• WHAT NEEDS TO BE DONE:
Transcribe every line, keeping it exact.

• DATASET EXTRACT:

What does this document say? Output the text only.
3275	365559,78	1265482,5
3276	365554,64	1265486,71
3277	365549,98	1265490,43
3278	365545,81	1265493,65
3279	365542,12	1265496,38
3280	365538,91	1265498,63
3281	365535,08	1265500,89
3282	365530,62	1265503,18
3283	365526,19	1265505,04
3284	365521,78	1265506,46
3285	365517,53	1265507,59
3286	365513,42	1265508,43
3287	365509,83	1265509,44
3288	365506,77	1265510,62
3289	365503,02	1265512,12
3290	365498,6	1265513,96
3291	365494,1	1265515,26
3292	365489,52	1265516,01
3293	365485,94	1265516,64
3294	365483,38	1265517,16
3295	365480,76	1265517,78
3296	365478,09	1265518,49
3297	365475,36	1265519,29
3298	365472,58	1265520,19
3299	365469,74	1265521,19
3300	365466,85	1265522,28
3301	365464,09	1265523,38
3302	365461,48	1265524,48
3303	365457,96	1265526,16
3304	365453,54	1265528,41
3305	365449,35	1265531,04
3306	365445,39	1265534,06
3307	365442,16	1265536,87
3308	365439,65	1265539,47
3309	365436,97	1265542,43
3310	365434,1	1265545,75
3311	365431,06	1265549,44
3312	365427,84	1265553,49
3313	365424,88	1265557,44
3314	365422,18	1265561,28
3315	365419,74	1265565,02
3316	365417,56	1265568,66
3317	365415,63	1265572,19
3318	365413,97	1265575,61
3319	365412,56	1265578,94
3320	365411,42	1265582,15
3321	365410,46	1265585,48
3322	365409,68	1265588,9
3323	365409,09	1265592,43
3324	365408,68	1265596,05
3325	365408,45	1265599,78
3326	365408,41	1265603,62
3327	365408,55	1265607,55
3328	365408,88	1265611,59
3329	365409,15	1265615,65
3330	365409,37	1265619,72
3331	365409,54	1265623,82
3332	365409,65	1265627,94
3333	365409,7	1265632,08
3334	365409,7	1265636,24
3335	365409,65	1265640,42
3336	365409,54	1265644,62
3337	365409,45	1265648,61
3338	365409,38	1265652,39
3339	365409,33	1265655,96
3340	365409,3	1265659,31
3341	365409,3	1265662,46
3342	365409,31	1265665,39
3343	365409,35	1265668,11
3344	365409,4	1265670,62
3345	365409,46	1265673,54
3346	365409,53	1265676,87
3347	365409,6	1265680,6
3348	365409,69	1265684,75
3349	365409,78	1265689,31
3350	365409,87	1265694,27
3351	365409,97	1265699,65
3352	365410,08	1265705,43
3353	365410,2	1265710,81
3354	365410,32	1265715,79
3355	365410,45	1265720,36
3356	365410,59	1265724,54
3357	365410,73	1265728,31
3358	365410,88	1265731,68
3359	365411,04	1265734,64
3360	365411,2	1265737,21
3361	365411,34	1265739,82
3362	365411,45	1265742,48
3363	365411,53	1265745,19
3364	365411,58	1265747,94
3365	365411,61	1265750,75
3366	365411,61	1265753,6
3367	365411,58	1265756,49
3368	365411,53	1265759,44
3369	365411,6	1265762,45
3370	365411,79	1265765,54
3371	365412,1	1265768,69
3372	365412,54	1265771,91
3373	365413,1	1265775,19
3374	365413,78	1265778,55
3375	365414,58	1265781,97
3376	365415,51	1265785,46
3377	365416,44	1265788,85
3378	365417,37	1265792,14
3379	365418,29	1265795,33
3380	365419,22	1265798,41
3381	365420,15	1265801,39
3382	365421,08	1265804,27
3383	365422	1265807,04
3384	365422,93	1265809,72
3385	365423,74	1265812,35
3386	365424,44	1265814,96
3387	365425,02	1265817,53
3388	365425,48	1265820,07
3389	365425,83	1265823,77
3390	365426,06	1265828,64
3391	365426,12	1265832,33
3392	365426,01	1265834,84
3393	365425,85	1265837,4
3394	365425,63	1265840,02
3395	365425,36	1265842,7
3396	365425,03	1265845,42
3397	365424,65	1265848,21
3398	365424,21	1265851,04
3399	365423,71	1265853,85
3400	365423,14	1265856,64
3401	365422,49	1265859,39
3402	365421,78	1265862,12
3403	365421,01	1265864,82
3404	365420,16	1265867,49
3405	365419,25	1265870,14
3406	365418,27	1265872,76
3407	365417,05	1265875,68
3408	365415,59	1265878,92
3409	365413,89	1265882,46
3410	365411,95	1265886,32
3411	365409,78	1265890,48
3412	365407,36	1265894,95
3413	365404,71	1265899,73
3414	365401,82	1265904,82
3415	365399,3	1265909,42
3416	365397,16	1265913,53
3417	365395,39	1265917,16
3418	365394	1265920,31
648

• ANSWER BELOW:
What does this document say? Output the text only.
3275	365559,78	1265482,5
3276	365554,64	1265486,71
3277	365549,98	1265490,43
3278	365545,81	1265493,65
3279	365542,12	1265496,38
3280	365538,91	1265498,63
3281	365535,08	1265500,89
3282	365530,62	1265503,18
3283	365526,19	1265505,04
3284	365521,78	1265506,46
3285	365517,53	1265507,59
3286	365513,42	1265508,43
3287	365509,83	1265509,44
3288	365506,77	1265510,62
3289	365503,02	1265512,12
3290	365498,6	1265513,96
3291	365494,1	1265515,26
3292	365489,52	1265516,01
3293	365485,94	1265516,64
3294	365483,38	1265517,16
3295	365480,76	1265517,78
3296	365478,09	1265518,49
3297	365475,36	1265519,29
3298	365472,58	1265520,19
3299	365469,74	1265521,19
3300	365466,85	1265522,28
3301	365464,09	1265523,38
3302	365461,48	1265524,48
3303	365457,96	1265526,16
3304	365453,54	1265528,41
3305	365449,35	1265531,04
3306	365445,39	1265534,06
3307	365442,16	1265536,87
3308	365439,65	1265539,47
3309	365436,97	1265542,43
3310	365434,1	1265545,75
3311	365431,06	1265549,44
3312	365427,84	1265553,49
3313	365424,88	1265557,44
3314	365422,18	1265561,28
3315	365419,74	1265565,02
3316	365417,56	1265568,66
3317	365415,63	1265572,19
3318	365413,97	1265575,61
3319	365412,56	1265578,94
3320	365411,42	1265582,15
3321	365410,46	1265585,48
3322	365409,68	1265588,9
3323	365409,09	1265592,43
3324	365408,68	1265596,05
3325	365408,45	1265599,78
3326	365408,41	1265603,62
3327	365408,55	1265607,55
3328	365408,88	1265611,59
3329	365409,15	1265615,65
3330	365409,37	1265619,72
3331	365409,54	1265623,82
3332	365409,65	1265627,94
3333	365409,7	1265632,08
3334	365409,7	1265636,24
3335	365409,65	1265640,42
3336	365409,54	1265644,62
3337	365409,45	1265648,61
3338	365409,38	1265652,39
3339	365409,33	1265655,96
3340	365409,3	1265659,31
3341	365409,3	1265662,46
3342	365409,31	1265665,39
3343	365409,35	1265668,11
3344	365409,4	1265670,62
3345	365409,46	1265673,54
3346	365409,53	1265676,87
3347	365409,6	1265680,6
3348	365409,69	1265684,75
3349	365409,78	1265689,31
3350	365409,87	1265694,27
3351	365409,97	1265699,65
3352	365410,08	1265705,43
3353	365410,2	1265710,81
3354	365410,32	1265715,79
3355	365410,45	1265720,36
3356	365410,59	1265724,54
3357	365410,73	1265728,31
3358	365410,88	1265731,68
3359	365411,04	1265734,64
3360	365411,2	1265737,21
3361	365411,34	1265739,82
3362	365411,45	1265742,48
3363	365411,53	1265745,19
3364	365411,58	1265747,94
3365	365411,61	1265750,75
3366	365411,61	1265753,6
3367	365411,58	1265756,49
3368	365411,53	1265759,44
3369	365411,6	1265762,45
3370	365411,79	1265765,54
3371	365412,1	1265768,69
3372	365412,54	1265771,91
3373	365413,1	1265775,19
3374	365413,78	1265778,55
3375	365414,58	1265781,97
3376	365415,51	1265785,46
3377	365416,44	1265788,85
3378	365417,37	1265792,14
3379	365418,29	1265795,33
3380	365419,22	1265798,41
3381	365420,15	1265801,39
3382	365421,08	1265804,27
3383	365422	1265807,04
3384	365422,93	1265809,72
3385	365423,74	1265812,35
3386	365424,44	1265814,96
3387	365425,02	1265817,53
3388	365425,48	1265820,07
3389	365425,83	1265823,77
3390	365426,06	1265828,64
3391	365426,12	1265832,33
3392	365426,01	1265834,84
3393	365425,85	1265837,4
3394	365425,63	1265840,02
3395	365425,36	1265842,7
3396	365425,03	1265845,42
3397	365424,65	1265848,21
3398	365424,21	1265851,04
3399	365423,71	1265853,85
3400	365423,14	1265856,64
3401	365422,49	1265859,39
3402	365421,78	1265862,12
3403	365421,01	1265864,82
3404	365420,16	1265867,49
3405	365419,25	1265870,14
3406	365418,27	1265872,76
3407	365417,05	1265875,68
3408	365415,59	1265878,92
3409	365413,89	1265882,46
3410	365411,95	1265886,32
3411	365409,78	1265890,48
3412	365407,36	1265894,95
3413	365404,71	1265899,73
3414	365401,82	1265904,82
3415	365399,3	1265909,42
3416	365397,16	1265913,53
3417	365395,39	1265917,16
3418	365394	1265920,31
648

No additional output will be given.